Dataset listings of figures:
"""

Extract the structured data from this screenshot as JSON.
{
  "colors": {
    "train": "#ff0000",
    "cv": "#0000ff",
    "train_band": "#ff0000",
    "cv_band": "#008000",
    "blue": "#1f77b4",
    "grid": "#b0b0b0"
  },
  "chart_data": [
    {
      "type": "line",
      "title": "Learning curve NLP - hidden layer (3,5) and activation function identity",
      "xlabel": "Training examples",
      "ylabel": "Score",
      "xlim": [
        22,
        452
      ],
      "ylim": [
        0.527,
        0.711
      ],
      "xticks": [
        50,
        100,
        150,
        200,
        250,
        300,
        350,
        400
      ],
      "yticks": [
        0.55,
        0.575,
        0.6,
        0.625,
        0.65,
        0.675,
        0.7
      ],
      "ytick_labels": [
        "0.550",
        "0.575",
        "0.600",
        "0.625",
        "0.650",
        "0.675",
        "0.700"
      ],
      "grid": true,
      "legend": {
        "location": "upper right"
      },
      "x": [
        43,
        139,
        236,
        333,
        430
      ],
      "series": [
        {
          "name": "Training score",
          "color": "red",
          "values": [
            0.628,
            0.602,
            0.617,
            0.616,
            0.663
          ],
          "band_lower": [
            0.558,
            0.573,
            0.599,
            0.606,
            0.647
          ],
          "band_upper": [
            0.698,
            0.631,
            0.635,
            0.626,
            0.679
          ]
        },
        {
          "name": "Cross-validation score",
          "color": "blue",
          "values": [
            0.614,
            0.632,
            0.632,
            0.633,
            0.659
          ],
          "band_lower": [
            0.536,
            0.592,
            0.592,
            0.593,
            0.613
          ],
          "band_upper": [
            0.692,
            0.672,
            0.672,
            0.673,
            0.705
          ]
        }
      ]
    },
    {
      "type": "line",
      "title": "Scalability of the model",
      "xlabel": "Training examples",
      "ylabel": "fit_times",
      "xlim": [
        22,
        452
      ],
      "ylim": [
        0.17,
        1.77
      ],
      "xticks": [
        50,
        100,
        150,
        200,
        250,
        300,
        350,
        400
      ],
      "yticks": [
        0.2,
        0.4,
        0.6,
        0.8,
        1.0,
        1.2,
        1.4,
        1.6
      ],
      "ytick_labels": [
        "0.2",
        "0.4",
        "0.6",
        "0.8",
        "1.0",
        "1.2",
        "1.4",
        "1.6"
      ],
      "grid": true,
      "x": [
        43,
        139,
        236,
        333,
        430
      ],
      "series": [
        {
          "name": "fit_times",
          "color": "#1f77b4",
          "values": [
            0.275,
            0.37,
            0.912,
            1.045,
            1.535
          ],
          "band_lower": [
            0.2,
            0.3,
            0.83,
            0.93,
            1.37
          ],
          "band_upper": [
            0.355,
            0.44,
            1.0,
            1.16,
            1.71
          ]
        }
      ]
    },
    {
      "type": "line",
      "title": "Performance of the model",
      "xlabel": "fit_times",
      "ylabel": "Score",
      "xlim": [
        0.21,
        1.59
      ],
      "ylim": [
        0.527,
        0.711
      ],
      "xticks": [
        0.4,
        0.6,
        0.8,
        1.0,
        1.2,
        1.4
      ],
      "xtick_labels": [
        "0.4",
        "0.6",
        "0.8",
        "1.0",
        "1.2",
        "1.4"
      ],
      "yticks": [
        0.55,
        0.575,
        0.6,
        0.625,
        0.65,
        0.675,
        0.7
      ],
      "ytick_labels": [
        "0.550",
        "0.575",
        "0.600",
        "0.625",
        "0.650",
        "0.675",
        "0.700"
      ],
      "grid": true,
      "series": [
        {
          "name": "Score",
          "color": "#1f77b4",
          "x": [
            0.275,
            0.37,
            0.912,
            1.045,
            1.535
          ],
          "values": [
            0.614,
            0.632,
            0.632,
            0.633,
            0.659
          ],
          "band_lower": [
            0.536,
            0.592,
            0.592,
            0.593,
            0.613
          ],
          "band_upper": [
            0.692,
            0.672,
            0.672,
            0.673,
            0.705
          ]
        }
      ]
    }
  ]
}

"""

Each line above is to be repeated exactly.

Extract the structured data from this screenshot as JSON.
{
  "colors": {
    "train": "#ff0000",
    "cv": "#0000ff",
    "train_band": "#ff0000",
    "cv_band": "#008000",
    "blue": "#1f77b4",
    "grid": "#b0b0b0"
  },
  "chart_data": [
    {
      "type": "line",
      "title": "Learning curve NLP - hidden layer (3,5) and activation function identity",
      "xlabel": "Training examples",
      "ylabel": "Score",
      "xlim": [
        22,
        452
      ],
      "ylim": [
        0.527,
        0.711
      ],
      "xticks": [
        50,
        100,
        150,
        200,
        250,
        300,
        350,
        400
      ],
      "yticks": [
        0.55,
        0.575,
        0.6,
        0.625,
        0.65,
        0.675,
        0.7
      ],
      "ytick_labels": [
        "0.550",
        "0.575",
        "0.600",
        "0.625",
        "0.650",
        "0.675",
        "0.700"
      ],
      "grid": true,
      "legend": {
        "location": "upper right"
      },
      "x": [
        43,
        139,
        236,
        333,
        430
      ],
      "series": [
        {
          "name": "Training score",
          "color": "red",
          "values": [
            0.628,
            0.602,
            0.617,
            0.616,
            0.663
          ],
          "band_lower": [
            0.558,
            0.573,
            0.599,
            0.606,
            0.647
          ],
          "band_upper": [
            0.698,
            0.631,
            0.635,
            0.626,
            0.679
          ]
        },
        {
          "name": "Cross-validation score",
          "color": "blue",
          "values": [
            0.614,
            0.632,
            0.632,
            0.633,
            0.659
          ],
          "band_lower": [
            0.536,
            0.592,
            0.592,
            0.593,
            0.613
          ],
          "band_upper": [
            0.692,
            0.672,
            0.672,
            0.673,
            0.705
          ]
        }
      ]
    },
    {
      "type": "line",
      "title": "Scalability of the model",
      "xlabel": "Training examples",
      "ylabel": "fit_times",
      "xlim": [
        22,
        452
      ],
      "ylim": [
        0.17,
        1.77
      ],
      "xticks": [
        50,
        100,
        150,
        200,
        250,
        300,
        350,
        400
      ],
      "yticks": [
        0.2,
        0.4,
        0.6,
        0.8,
        1.0,
        1.2,
        1.4,
        1.6
      ],
      "ytick_labels": [
        "0.2",
        "0.4",
        "0.6",
        "0.8",
        "1.0",
        "1.2",
        "1.4",
        "1.6"
      ],
      "grid": true,
      "x": [
        43,
        139,
        236,
        333,
        430
      ],
      "series": [
        {
          "name": "fit_times",
          "color": "#1f77b4",
          "values": [
            0.275,
            0.37,
            0.912,
            1.045,
            1.535
          ],
          "band_lower": [
            0.2,
            0.3,
            0.83,
            0.93,
            1.37
          ],
          "band_upper": [
            0.355,
            0.44,
            1.0,
            1.16,
            1.71
          ]
        }
      ]
    },
    {
      "type": "line",
      "title": "Performance of the model",
      "xlabel": "fit_times",
      "ylabel": "Score",
      "xlim": [
        0.21,
        1.59
      ],
      "ylim": [
        0.527,
        0.711
      ],
      "xticks": [
        0.4,
        0.6,
        0.8,
        1.0,
        1.2,
        1.4
      ],
      "xtick_labels": [
        "0.4",
        "0.6",
        "0.8",
        "1.0",
        "1.2",
        "1.4"
      ],
      "yticks": [
        0.55,
        0.575,
        0.6,
        0.625,
        0.65,
        0.675,
        0.7
      ],
      "ytick_labels": [
        "0.550",
        "0.575",
        "0.600",
        "0.625",
        "0.650",
        "0.675",
        "0.700"
      ],
      "grid": true,
      "series": [
        {
          "name": "Score",
          "color": "#1f77b4",
          "x": [
            0.275,
            0.37,
            0.912,
            1.045,
            1.535
          ],
          "values": [
            0.614,
            0.632,
            0.632,
            0.633,
            0.659
          ],
          "band_lower": [
            0.536,
            0.592,
            0.592,
            0.593,
            0.613
          ],
          "band_upper": [
            0.692,
            0.672,
            0.672,
            0.673,
            0.705
          ]
        }
      ]
    }
  ]
}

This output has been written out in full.